### RECORDS SHOWN
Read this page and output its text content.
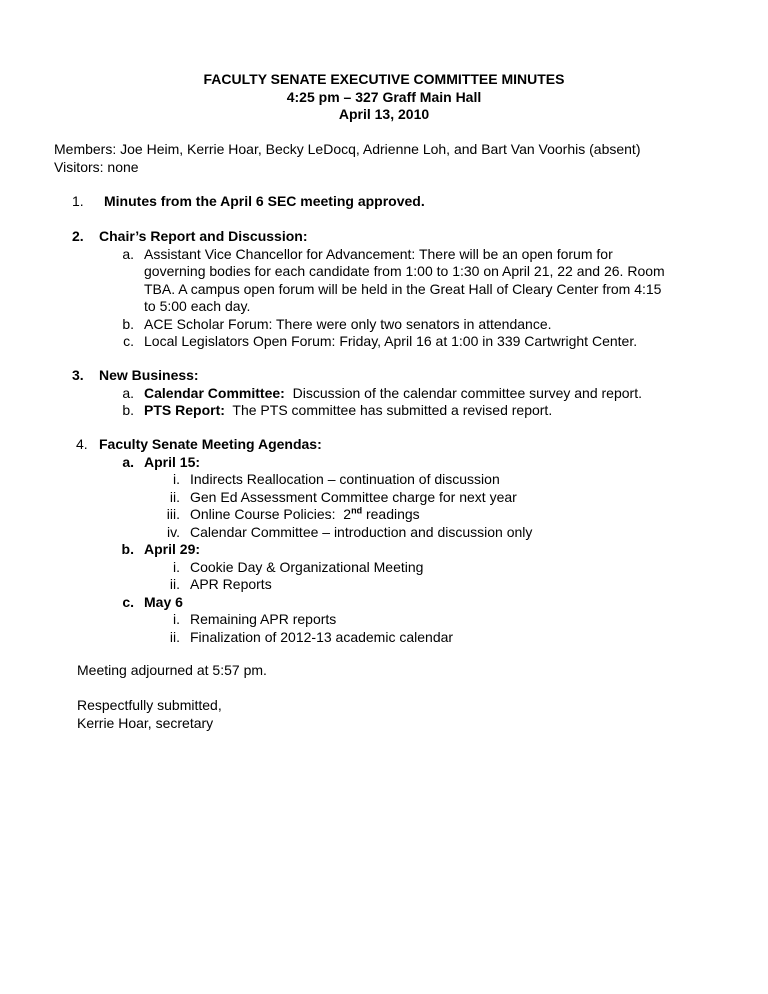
FACULTY SENATE EXECUTIVE COMMITTEE MINUTES
4:25 pm – 327 Graff Main Hall
April 13, 2010
Members: Joe Heim, Kerrie Hoar, Becky LeDocq, Adrienne Loh, and Bart Van Voorhis (absent)
Visitors: none
1.	Minutes from the April 6 SEC meeting approved.
2.	Chair’s Report and Discussion:
a. Assistant Vice Chancellor for Advancement: There will be an open forum for
governing bodies for each candidate from 1:00 to 1:30 on April 21, 22 and 26. Room
TBA. A campus open forum will be held in the Great Hall of Cleary Center from 4:15
to 5:00 each day.
b. ACE Scholar Forum: There were only two senators in attendance.
c. Local Legislators Open Forum: Friday, April 16 at 1:00 in 339 Cartwright Center.
3.	New Business:
a. Calendar Committee:  Discussion of the calendar committee survey and report.
b. PTS Report:  The PTS committee has submitted a revised report.
4. Faculty Senate Meeting Agendas:
a. April 15:
i. Indirects Reallocation – continuation of discussion
ii. Gen Ed Assessment Committee charge for next year
iii. Online Course Policies:  2nd readings
iv. Calendar Committee – introduction and discussion only
b. April 29:
i. Cookie Day & Organizational Meeting
ii. APR Reports
c. May 6
i. Remaining APR reports
ii. Finalization of 2012-13 academic calendar
Meeting adjourned at 5:57 pm.
Respectfully submitted,
Kerrie Hoar, secretary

### CHALLENGE
Return the whole listing, word for word, and leave out every picture.

### EXERCISE OUTPUT
Read this page and output its text content.
FACULTY SENATE EXECUTIVE COMMITTEE MINUTES
4:25 pm – 327 Graff Main Hall
April 13, 2010
Members: Joe Heim, Kerrie Hoar, Becky LeDocq, Adrienne Loh, and Bart Van Voorhis (absent)
Visitors: none
1.	Minutes from the April 6 SEC meeting approved.
2.	Chair’s Report and Discussion:
a. Assistant Vice Chancellor for Advancement: There will be an open forum for
governing bodies for each candidate from 1:00 to 1:30 on April 21, 22 and 26. Room
TBA. A campus open forum will be held in the Great Hall of Cleary Center from 4:15
to 5:00 each day.
b. ACE Scholar Forum: There were only two senators in attendance.
c. Local Legislators Open Forum: Friday, April 16 at 1:00 in 339 Cartwright Center.
3.	New Business:
a. Calendar Committee:  Discussion of the calendar committee survey and report.
b. PTS Report:  The PTS committee has submitted a revised report.
4. Faculty Senate Meeting Agendas:
a. April 15:
i. Indirects Reallocation – continuation of discussion
ii. Gen Ed Assessment Committee charge for next year
iii. Online Course Policies:  2nd readings
iv. Calendar Committee – introduction and discussion only
b. April 29:
i. Cookie Day & Organizational Meeting
ii. APR Reports
c. May 6
i. Remaining APR reports
ii. Finalization of 2012-13 academic calendar
Meeting adjourned at 5:57 pm.
Respectfully submitted,
Kerrie Hoar, secretary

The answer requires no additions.